>> Begin AVAILABLE RECORDS

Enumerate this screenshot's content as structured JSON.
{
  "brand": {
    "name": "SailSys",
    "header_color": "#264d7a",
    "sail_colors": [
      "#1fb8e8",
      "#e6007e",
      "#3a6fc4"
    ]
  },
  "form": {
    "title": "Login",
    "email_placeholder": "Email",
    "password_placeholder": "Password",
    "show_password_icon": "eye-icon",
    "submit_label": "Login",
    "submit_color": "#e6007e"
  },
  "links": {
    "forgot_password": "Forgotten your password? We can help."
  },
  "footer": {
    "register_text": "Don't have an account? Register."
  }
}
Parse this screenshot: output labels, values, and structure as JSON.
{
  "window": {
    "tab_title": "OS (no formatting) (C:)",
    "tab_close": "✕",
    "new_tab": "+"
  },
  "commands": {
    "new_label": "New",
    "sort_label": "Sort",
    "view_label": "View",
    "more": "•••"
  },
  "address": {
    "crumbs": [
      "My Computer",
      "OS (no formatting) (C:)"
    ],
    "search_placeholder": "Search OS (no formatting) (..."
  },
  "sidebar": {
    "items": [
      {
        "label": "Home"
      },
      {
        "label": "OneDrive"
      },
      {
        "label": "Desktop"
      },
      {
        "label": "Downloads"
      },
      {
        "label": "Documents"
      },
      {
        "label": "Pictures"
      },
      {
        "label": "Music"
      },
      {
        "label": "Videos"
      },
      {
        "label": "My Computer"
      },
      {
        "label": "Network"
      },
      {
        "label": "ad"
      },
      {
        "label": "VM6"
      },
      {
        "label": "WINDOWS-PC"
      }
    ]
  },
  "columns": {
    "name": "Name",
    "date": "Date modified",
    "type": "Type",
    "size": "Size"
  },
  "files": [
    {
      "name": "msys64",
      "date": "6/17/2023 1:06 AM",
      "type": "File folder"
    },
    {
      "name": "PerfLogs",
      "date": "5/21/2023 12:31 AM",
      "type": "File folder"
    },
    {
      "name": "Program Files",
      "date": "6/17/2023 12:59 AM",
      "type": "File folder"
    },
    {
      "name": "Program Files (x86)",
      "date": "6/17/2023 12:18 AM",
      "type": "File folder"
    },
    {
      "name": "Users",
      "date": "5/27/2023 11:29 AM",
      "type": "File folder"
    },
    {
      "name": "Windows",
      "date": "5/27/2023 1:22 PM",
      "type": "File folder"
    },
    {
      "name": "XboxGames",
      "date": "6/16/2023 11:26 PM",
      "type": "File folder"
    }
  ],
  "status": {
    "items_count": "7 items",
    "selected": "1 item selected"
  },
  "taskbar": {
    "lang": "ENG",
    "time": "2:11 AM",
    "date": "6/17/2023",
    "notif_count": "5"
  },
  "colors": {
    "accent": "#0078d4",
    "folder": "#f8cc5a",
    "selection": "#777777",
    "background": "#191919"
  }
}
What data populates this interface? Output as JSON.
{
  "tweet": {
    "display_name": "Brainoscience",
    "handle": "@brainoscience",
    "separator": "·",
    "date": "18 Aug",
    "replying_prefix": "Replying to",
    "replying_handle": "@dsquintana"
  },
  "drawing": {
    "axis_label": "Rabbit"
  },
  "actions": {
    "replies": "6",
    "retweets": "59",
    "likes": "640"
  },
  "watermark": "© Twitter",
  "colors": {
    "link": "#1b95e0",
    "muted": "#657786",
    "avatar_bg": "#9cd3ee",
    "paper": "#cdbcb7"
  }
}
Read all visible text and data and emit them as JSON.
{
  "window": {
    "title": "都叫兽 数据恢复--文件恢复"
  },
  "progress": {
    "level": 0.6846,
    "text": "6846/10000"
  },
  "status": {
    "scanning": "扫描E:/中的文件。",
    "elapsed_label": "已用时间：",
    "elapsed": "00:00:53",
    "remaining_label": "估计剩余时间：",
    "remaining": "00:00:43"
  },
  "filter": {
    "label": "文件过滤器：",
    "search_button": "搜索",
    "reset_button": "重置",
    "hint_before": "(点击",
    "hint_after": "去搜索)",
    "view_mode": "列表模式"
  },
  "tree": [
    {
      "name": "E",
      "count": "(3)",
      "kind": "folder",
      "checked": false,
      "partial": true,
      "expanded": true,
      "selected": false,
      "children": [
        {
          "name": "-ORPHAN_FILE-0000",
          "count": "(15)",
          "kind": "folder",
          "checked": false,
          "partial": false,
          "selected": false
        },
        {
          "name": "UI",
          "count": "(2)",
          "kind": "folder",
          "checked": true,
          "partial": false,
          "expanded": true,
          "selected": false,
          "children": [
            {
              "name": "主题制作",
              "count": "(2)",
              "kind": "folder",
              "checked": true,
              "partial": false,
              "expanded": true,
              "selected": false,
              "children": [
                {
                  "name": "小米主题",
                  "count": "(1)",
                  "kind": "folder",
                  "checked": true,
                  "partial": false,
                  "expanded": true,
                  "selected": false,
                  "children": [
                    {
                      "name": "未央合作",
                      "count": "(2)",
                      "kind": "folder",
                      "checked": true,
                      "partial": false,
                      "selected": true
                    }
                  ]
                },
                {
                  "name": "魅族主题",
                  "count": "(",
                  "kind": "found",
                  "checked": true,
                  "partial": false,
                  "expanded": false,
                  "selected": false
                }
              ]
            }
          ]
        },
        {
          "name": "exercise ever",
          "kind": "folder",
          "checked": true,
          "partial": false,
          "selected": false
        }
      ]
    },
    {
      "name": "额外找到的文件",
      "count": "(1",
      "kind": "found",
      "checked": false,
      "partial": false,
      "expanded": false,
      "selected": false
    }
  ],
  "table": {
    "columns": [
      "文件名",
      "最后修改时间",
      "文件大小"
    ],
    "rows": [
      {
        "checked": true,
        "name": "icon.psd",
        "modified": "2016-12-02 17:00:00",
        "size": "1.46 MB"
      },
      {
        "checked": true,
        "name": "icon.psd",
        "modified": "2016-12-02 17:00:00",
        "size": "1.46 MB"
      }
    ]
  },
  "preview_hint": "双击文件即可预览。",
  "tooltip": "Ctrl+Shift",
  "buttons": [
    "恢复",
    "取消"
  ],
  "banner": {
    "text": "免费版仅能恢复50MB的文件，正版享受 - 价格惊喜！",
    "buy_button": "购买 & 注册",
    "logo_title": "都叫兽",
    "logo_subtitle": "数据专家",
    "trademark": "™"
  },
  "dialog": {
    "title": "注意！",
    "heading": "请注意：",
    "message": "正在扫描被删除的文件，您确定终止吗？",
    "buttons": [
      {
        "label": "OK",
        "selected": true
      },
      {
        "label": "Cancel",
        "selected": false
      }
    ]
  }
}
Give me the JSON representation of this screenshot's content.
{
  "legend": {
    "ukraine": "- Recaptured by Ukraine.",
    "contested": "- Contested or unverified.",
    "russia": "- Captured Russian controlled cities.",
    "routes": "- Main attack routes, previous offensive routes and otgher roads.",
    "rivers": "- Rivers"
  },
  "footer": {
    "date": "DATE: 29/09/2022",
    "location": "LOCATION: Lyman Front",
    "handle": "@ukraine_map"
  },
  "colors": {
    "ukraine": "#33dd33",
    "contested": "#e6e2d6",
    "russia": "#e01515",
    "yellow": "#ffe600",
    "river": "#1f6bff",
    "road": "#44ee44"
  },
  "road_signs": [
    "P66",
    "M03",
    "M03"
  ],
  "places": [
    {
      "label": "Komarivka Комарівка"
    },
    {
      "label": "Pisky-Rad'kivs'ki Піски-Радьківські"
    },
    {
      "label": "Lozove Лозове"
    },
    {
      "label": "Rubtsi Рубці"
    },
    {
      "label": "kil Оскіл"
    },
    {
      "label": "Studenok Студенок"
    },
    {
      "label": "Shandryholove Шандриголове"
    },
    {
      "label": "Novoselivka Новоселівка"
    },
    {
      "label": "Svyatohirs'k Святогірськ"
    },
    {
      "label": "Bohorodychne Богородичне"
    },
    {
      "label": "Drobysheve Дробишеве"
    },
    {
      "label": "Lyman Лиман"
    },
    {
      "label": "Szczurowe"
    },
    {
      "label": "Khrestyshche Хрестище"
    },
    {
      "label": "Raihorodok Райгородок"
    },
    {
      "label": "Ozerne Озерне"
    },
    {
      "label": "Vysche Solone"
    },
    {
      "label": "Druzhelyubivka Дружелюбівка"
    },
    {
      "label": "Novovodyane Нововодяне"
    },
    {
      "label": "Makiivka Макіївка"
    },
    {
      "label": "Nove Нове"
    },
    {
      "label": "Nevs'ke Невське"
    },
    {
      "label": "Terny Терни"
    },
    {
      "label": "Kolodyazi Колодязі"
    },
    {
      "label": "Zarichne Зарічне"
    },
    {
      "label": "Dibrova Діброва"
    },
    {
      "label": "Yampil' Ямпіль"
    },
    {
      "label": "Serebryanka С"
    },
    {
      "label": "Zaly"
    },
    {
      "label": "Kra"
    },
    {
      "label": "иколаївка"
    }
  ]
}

>> End AVAILABLE RECORDS

AIM. Reproduce every line from the entries that holds the word "screenshot".

WORKED SOLUTION.
Enumerate this screenshot's content as structured JSON.
Parse this screenshot: output labels, values, and structure as JSON.
Give me the JSON representation of this screenshot's content.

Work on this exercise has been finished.